### [Goal]
What follows is a block of records; reproduce all of it verbatim.

>> start Data supplied

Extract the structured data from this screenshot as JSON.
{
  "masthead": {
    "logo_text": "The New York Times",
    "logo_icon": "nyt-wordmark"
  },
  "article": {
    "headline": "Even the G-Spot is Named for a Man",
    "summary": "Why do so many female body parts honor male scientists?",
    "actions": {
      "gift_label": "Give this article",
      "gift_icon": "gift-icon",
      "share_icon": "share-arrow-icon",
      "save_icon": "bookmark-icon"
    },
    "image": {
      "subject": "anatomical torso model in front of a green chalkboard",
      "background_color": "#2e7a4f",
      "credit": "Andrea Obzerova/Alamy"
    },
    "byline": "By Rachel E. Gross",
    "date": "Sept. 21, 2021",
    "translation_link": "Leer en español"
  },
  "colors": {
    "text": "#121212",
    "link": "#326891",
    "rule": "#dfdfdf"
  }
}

>> end Data supplied

### [Written solution]
Extract the structured data from this screenshot as JSON.
{
  "masthead": {
    "logo_text": "The New York Times",
    "logo_icon": "nyt-wordmark"
  },
  "article": {
    "headline": "Even the G-Spot is Named for a Man",
    "summary": "Why do so many female body parts honor male scientists?",
    "actions": {
      "gift_label": "Give this article",
      "gift_icon": "gift-icon",
      "share_icon": "share-arrow-icon",
      "save_icon": "bookmark-icon"
    },
    "image": {
      "subject": "anatomical torso model in front of a green chalkboard",
      "background_color": "#2e7a4f",
      "credit": "Andrea Obzerova/Alamy"
    },
    "byline": "By Rachel E. Gross",
    "date": "Sept. 21, 2021",
    "translation_link": "Leer en español"
  },
  "colors": {
    "text": "#121212",
    "link": "#326891",
    "rule": "#dfdfdf"
  }
}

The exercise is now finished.